→ Aim of the exercise
Can you return, word for word, the stretch of the text below on U.S. pressure on Cuba that begins with "Treasury's Office of" and stops after "pressure on Cuba."?

→ Page extract
"""
What's Happening Now
The timing gives the comment weight. On May 1, the White House issued an executive order expanding sanctions authority against people and entities tied to Cuba's government, security apparatus, corruption, serious human rights abuse, and key sectors of the Cuban economy.
The order says the Cuban government's policies and actions "continue to constitute an unusual and extraordinary threat" to U.S. national security and foreign policy. The White House fact sheet says Cuba provides "a permissive environment for hostile foreign intelligence, military, and terrorist operations less than 100 miles from the American homeland."

The State Department lists Cuba as one of four current state sponsors of terrorism, alongside North Korea, Iran, and Syria. The department says that designation can trigger restrictions on U.S. foreign assistance, defense exports and sales, dual-use exports, and other financial restrictions.
Human rights claims also sit behind the administration's case. The State Department's 2024 Cuba report cited credible reports of arbitrary or unlawful killings, disappearances, torture or cruel treatment by the government, arbitrary detention, transnational repression, serious restrictions on expression and media freedom, religious freedom restrictions, trafficking in persons, state-sponsored forced labor, and restrictions on independent unions.
The Iran Link
Trump's Cuba aside was framed as something that could happen after Iran. That matters because primary U.S. sources show the Iran operation was not hypothetical.
U.S. Central Command said forces would begin implementing a blockade of maritime traffic entering and exiting Iranian ports on April 13, while not impeding navigation to and from non-Iranian ports through the Strait of Hormuz. CENTCOM also said U.S. Navy destroyers had begun setting conditions for mine clearance in the Strait of Hormuz on April 11.
Treasury's Office of Foreign Assets Control posted Iran-related actions on May 1, including an alert on sanctions risks tied to Iranian demands for Strait of Hormuz passage. That timing shows the administration was tightening both military and financial pressure around Iran while also expanding sanctions pressure on Cuba.

The Abraham Lincoln reference is also grounded in recent military imagery. Wikimedia Commons lists a U.S. Navy photo from March 2 showing the Nimitz-class aircraft carrier USS Abraham Lincoln conducting flight operations in support of Operation Epic Fury. Trump's claim that it is "the biggest in the world" should be treated as his phrase, not an independently verified specification.
The Conservative View
Conservative supporters of a harder Cuba line argue that Havana is not only a human rights problem, but a security problem close to Florida. The White House fact sheet says Cuba maintains ties with hostile states and provides space for intelligence, military, and terrorist operations near the United States.
That argument gives the administration a national-security frame for sanctions and military signaling. If Cuba is treated as part of a broader hostile network involving Iran, hostile intelligence activity, and regional instability, supporters can argue that pressure on Havana is a defensive measure aimed at protecting Americans.
"""
→ Information provided
"""
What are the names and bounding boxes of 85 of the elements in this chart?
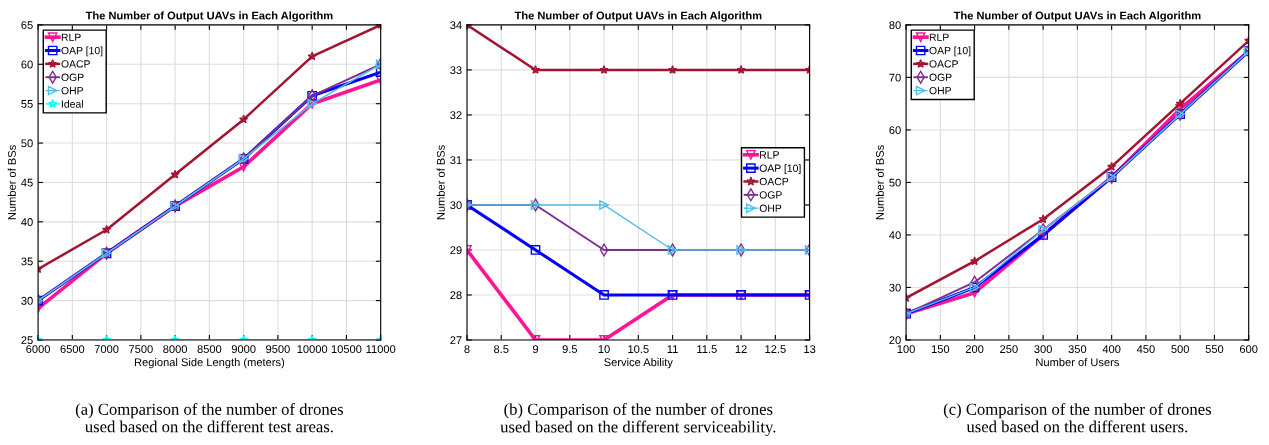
"""
→ Exercise result
Treasury's Office of Foreign Assets Control posted Iran-related actions on May 1, including an alert on sanctions risks tied to Iranian demands for Strait of Hormuz passage. That timing shows the administration was tightening both military and financial pressure around Iran while also expanding sanctions pressure on Cuba.